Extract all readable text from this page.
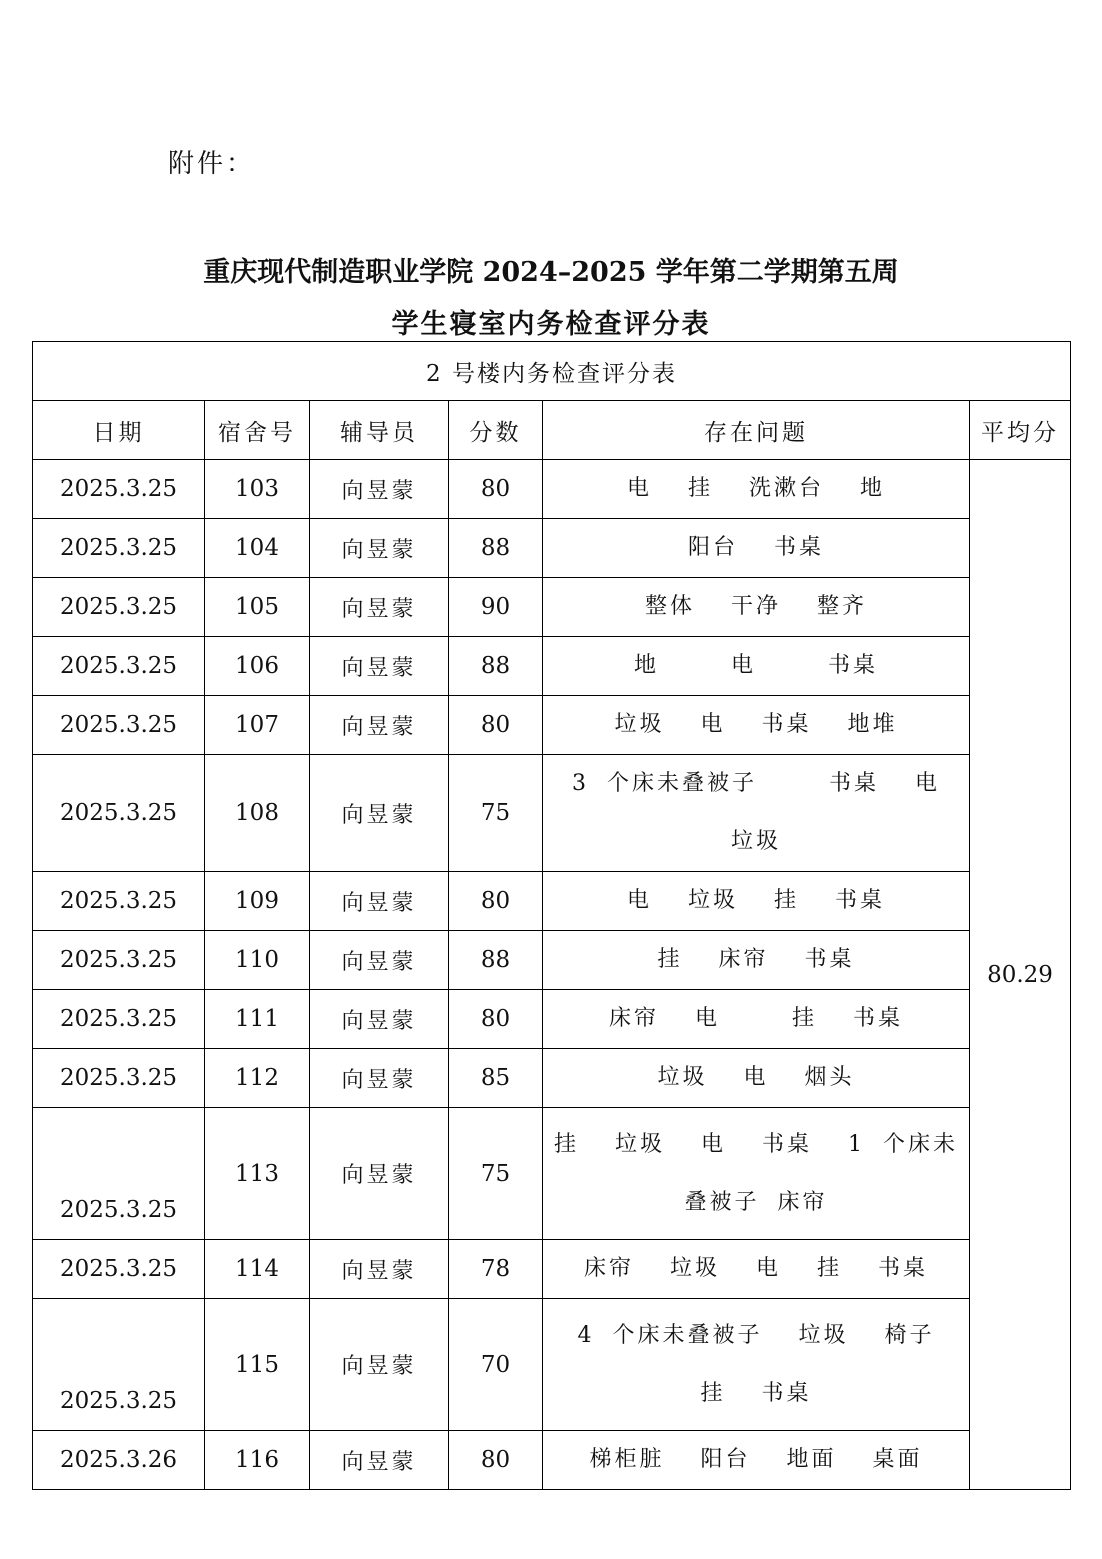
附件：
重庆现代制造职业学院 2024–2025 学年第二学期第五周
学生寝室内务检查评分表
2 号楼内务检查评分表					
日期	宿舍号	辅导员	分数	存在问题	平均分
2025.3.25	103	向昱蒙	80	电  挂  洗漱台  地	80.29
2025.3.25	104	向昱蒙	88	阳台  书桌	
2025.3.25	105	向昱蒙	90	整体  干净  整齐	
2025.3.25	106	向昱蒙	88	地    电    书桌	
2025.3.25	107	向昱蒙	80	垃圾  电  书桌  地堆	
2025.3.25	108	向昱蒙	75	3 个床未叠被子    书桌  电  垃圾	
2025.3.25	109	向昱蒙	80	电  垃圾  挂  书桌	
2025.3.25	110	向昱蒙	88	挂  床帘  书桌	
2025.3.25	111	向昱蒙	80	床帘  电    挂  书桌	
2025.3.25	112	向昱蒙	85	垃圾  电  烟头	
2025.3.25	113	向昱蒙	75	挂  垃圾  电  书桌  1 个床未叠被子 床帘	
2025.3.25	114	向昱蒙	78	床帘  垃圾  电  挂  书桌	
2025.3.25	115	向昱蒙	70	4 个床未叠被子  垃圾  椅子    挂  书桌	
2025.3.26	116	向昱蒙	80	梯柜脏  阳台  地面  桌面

● ● ● ● ●

▸ **EXERCISE DESCRIPTION**
Retype every entry verbatim and exclude the pictures from the copy.

▸ **WRITTEN ANSWER**
Extract all readable text from this page.
附件：
重庆现代制造职业学院 2024–2025 学年第二学期第五周
学生寝室内务检查评分表
2 号楼内务检查评分表					
日期	宿舍号	辅导员	分数	存在问题	平均分
2025.3.25	103	向昱蒙	80	电  挂  洗漱台  地	80.29
2025.3.25	104	向昱蒙	88	阳台  书桌	
2025.3.25	105	向昱蒙	90	整体  干净  整齐	
2025.3.25	106	向昱蒙	88	地    电    书桌	
2025.3.25	107	向昱蒙	80	垃圾  电  书桌  地堆	
2025.3.25	108	向昱蒙	75	3 个床未叠被子    书桌  电  垃圾	
2025.3.25	109	向昱蒙	80	电  垃圾  挂  书桌	
2025.3.25	110	向昱蒙	88	挂  床帘  书桌	
2025.3.25	111	向昱蒙	80	床帘  电    挂  书桌	
2025.3.25	112	向昱蒙	85	垃圾  电  烟头	
2025.3.25	113	向昱蒙	75	挂  垃圾  电  书桌  1 个床未叠被子 床帘	
2025.3.25	114	向昱蒙	78	床帘  垃圾  电  挂  书桌	
2025.3.25	115	向昱蒙	70	4 个床未叠被子  垃圾  椅子    挂  书桌	
2025.3.26	116	向昱蒙	80	梯柜脏  阳台  地面  桌面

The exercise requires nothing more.